***** PROVIDED DATA *****

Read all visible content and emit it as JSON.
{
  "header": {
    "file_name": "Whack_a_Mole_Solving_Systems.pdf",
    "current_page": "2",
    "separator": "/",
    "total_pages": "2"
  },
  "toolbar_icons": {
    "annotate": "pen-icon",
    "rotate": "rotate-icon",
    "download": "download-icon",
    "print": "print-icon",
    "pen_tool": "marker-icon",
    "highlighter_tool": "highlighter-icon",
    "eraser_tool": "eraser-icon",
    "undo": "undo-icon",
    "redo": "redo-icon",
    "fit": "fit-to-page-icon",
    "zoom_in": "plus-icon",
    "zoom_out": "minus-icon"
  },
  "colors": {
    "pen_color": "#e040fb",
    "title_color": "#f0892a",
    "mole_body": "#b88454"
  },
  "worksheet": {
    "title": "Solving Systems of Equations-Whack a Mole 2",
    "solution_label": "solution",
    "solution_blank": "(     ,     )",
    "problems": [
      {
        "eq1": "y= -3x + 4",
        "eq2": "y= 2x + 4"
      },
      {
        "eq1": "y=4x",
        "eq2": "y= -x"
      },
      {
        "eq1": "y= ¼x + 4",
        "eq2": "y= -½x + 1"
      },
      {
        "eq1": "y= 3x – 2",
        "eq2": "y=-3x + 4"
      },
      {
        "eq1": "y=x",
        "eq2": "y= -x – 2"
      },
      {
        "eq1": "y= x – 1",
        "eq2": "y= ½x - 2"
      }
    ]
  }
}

*****

> **WRITTEN REQUEST**
Retype all of the entries precisely as they are.

> **ANSWER TO THE EXERCISE**
Read all visible content and emit it as JSON.
{
  "header": {
    "file_name": "Whack_a_Mole_Solving_Systems.pdf",
    "current_page": "2",
    "separator": "/",
    "total_pages": "2"
  },
  "toolbar_icons": {
    "annotate": "pen-icon",
    "rotate": "rotate-icon",
    "download": "download-icon",
    "print": "print-icon",
    "pen_tool": "marker-icon",
    "highlighter_tool": "highlighter-icon",
    "eraser_tool": "eraser-icon",
    "undo": "undo-icon",
    "redo": "redo-icon",
    "fit": "fit-to-page-icon",
    "zoom_in": "plus-icon",
    "zoom_out": "minus-icon"
  },
  "colors": {
    "pen_color": "#e040fb",
    "title_color": "#f0892a",
    "mole_body": "#b88454"
  },
  "worksheet": {
    "title": "Solving Systems of Equations-Whack a Mole 2",
    "solution_label": "solution",
    "solution_blank": "(     ,     )",
    "problems": [
      {
        "eq1": "y= -3x + 4",
        "eq2": "y= 2x + 4"
      },
      {
        "eq1": "y=4x",
        "eq2": "y= -x"
      },
      {
        "eq1": "y= ¼x + 4",
        "eq2": "y= -½x + 1"
      },
      {
        "eq1": "y= 3x – 2",
        "eq2": "y=-3x + 4"
      },
      {
        "eq1": "y=x",
        "eq2": "y= -x – 2"
      },
      {
        "eq1": "y= x – 1",
        "eq2": "y= ½x - 2"
      }
    ]
  }
}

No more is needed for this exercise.